§ Problem description:
Reproduce the full listing below unchanged, apart from the pictures.

§ Exercise input:
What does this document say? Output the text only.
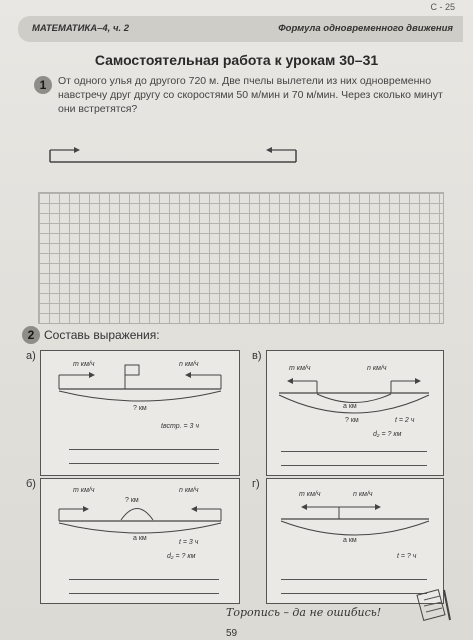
С - 25
МАТЕМАТИКА–4, ч. 2	Формула одновременного движения
Самостоятельная работа к урокам 30–31
1	От одного улья до другого 720 м. Две пчелы вылетели из них одновременно навстречу друг другу со скоростями 50 м/мин и 70 м/мин. Через сколько минут они встретятся?
2 Составь выражения:
а)
m км/ч	n км/ч
? км
tвстр. = 3 ч
в)
m км/ч	n км/ч
a км
? км	t = 2 ч
d₂ = ? км
б)
m км/ч	n км/ч
? км
a км
t = 3 ч
d₂ = ? км
г)
m км/ч	n км/ч
a км
t = ? ч
Торопись – да не ошибись!
59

§ Finished answer:
What does this document say? Output the text only.
С - 25
МАТЕМАТИКА–4, ч. 2	Формула одновременного движения
Самостоятельная работа к урокам 30–31
1	От одного улья до другого 720 м. Две пчелы вылетели из них одновременно навстречу друг другу со скоростями 50 м/мин и 70 м/мин. Через сколько минут они встретятся?
2 Составь выражения:
а)
m км/ч	n км/ч
? км
tвстр. = 3 ч
в)
m км/ч	n км/ч
a км
? км	t = 2 ч
d₂ = ? км
б)
m км/ч	n км/ч
? км
a км
t = 3 ч
d₂ = ? км
г)
m км/ч	n км/ч
a км
t = ? ч
Торопись – да не ошибись!
59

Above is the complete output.